◆ STATED GOAL 1
Print the records verbatim, starting at their first line and ending at the line that holds "bar-bottom-face <box>82 289 246 292</box>", both included.

◆ DOCUMENT TEXT
/---

What is the Paris Agreement?

The Paris Agreement is the international legal framework, adopted by 195 parties at COP21 in Paris on 12 December 2015, that commits the world to limiting global warming to well below 2°C above pre-industrial levels, while pursuing efforts to stay within 1.5°C. It entered into force on 4 November 2016 and was, for the first time, a binding agreement that brought all nations together to combat climate change and adapt to its effects. 

Why does 1.5°C matter and are we on track?

The agreement's headline ambition is to limit the global temperature rise to 1.5°C above pre-industrial levels. This is not an arbitrary figure. The IPCC's Special Report on 1.5°C concluded that the difference between 1.5°C and 2°C of warming would be measured in substantially more poverty, extreme heat, sea level rise, habitat loss, and drought. 

To limit global warming to 1.5°C, greenhouse gas emissions must peak before 2025 at the latest and decline 43% by 2030. 

We are not on track. The 2025 State of Climate Action report found that not one of the 45 indicators assessed is on track to achieve its 2030 target. That's not a reason to walk away from the framework, it's a reason to understand it well enough to use it. 

What is an NDC and how does it work?

An NDC, Nationally Determined Contribution, is each country's published plan: what emissions it will cut, by when, and by how much, submitted to the UN and updated every five years.

Each round of commitments must be stronger than the last. This is the "ratchet mechanism", the built-in expectation that ambition increases with every cycle. 

The most recent round exposed the gap between design and delivery. The deadline to update NDCs was February 2025, with targets to be achieved by 2035 and most countries missed that deadline. Of those that did submit, only 24 countries had filed 2035 NDC targets as of mid-2025, and only one was 1.5°C-aligned.

\---

◆ ENTRIES PROVIDED

/---

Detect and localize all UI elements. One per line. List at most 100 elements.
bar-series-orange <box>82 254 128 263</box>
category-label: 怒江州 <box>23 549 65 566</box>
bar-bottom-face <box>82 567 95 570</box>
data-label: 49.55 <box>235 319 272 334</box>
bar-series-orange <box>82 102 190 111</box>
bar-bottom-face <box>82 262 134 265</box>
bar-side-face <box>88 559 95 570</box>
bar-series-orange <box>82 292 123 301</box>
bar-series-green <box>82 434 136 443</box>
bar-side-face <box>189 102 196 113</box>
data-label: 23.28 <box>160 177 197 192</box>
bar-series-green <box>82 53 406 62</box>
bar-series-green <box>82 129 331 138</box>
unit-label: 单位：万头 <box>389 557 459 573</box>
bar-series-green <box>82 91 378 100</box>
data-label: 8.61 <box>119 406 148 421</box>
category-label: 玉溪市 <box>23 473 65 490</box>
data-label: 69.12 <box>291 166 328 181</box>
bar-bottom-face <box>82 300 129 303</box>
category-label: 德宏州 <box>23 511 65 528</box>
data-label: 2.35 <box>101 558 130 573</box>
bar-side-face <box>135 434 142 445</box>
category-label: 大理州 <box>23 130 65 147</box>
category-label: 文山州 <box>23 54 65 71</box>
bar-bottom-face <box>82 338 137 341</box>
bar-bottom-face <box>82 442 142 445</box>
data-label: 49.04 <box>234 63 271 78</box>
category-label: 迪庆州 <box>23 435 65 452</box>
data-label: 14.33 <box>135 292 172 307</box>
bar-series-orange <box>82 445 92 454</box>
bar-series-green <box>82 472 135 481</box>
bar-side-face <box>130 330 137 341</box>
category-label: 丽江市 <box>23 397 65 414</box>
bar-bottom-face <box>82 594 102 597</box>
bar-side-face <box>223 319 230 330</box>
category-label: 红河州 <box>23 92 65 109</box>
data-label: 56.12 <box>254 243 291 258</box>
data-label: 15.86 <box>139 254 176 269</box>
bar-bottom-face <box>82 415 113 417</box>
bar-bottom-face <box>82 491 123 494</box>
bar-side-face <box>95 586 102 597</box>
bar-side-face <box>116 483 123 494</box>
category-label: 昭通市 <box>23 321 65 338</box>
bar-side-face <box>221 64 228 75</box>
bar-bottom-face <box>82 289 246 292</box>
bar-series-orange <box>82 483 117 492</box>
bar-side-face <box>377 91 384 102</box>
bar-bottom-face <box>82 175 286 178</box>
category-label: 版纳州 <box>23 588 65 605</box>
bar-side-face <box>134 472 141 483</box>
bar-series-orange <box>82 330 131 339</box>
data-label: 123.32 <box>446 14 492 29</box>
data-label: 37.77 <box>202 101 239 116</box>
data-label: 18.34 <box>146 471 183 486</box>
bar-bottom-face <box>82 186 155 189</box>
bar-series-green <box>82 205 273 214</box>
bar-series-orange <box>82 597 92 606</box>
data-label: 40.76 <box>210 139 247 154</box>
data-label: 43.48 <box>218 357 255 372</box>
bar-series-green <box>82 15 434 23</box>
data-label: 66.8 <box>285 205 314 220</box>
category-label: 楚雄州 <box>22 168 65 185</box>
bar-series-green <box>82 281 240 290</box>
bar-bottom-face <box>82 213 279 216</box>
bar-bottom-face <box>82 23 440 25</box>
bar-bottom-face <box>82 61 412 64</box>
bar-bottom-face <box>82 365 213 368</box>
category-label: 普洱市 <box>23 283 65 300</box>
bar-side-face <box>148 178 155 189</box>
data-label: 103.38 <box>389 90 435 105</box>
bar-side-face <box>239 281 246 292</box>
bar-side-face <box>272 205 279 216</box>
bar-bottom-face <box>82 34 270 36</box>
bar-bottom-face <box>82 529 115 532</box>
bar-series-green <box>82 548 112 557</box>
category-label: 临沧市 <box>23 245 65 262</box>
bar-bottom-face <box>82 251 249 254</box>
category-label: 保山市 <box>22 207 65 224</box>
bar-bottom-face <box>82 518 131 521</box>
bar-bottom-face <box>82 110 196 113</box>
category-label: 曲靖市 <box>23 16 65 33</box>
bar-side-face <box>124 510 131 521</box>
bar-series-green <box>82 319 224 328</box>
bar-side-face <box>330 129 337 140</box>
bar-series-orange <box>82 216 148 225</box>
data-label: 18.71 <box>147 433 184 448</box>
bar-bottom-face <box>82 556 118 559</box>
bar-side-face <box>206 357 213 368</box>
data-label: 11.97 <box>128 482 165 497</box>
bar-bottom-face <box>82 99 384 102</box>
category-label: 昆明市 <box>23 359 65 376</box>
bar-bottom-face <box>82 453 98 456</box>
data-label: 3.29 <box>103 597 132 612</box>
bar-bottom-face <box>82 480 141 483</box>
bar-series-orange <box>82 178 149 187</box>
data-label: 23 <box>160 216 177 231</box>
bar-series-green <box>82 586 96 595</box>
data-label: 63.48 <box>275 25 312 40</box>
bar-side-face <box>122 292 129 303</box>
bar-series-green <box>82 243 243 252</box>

\---

◆ STATED GOAL 2
In the Paris Agreement overview, by what percentage must greenhouse gas emissions decline by 2030 to limit global warming to 1.5°C?

◆ TASK ANSWER 1
Detect and localize all UI elements. One per line. List at most 100 elements.
bar-series-orange <box>82 254 128 263</box>
category-label: 怒江州 <box>23 549 65 566</box>
bar-bottom-face <box>82 567 95 570</box>
data-label: 49.55 <box>235 319 272 334</box>
bar-series-orange <box>82 102 190 111</box>
bar-bottom-face <box>82 262 134 265</box>
bar-side-face <box>88 559 95 570</box>
bar-series-orange <box>82 292 123 301</box>
bar-series-green <box>82 434 136 443</box>
bar-side-face <box>189 102 196 113</box>
data-label: 23.28 <box>160 177 197 192</box>
bar-series-green <box>82 53 406 62</box>
bar-series-green <box>82 129 331 138</box>
unit-label: 单位：万头 <box>389 557 459 573</box>
bar-series-green <box>82 91 378 100</box>
data-label: 8.61 <box>119 406 148 421</box>
category-label: 玉溪市 <box>23 473 65 490</box>
data-label: 69.12 <box>291 166 328 181</box>
bar-bottom-face <box>82 300 129 303</box>
category-label: 德宏州 <box>23 511 65 528</box>
data-label: 2.35 <box>101 558 130 573</box>
bar-side-face <box>135 434 142 445</box>
category-label: 大理州 <box>23 130 65 147</box>
category-label: 文山州 <box>23 54 65 71</box>
bar-bottom-face <box>82 338 137 341</box>
bar-bottom-face <box>82 442 142 445</box>
data-label: 49.04 <box>234 63 271 78</box>
category-label: 迪庆州 <box>23 435 65 452</box>
data-label: 14.33 <box>135 292 172 307</box>
bar-series-orange <box>82 445 92 454</box>
bar-series-green <box>82 472 135 481</box>
bar-side-face <box>130 330 137 341</box>
category-label: 丽江市 <box>23 397 65 414</box>
bar-bottom-face <box>82 594 102 597</box>
bar-side-face <box>223 319 230 330</box>
category-label: 红河州 <box>23 92 65 109</box>
data-label: 56.12 <box>254 243 291 258</box>
data-label: 15.86 <box>139 254 176 269</box>
bar-bottom-face <box>82 415 113 417</box>
bar-bottom-face <box>82 491 123 494</box>
bar-side-face <box>95 586 102 597</box>
bar-side-face <box>116 483 123 494</box>
category-label: 昭通市 <box>23 321 65 338</box>
bar-side-face <box>221 64 228 75</box>
bar-bottom-face <box>82 289 246 292</box>

◆ TASK ANSWER 2
43%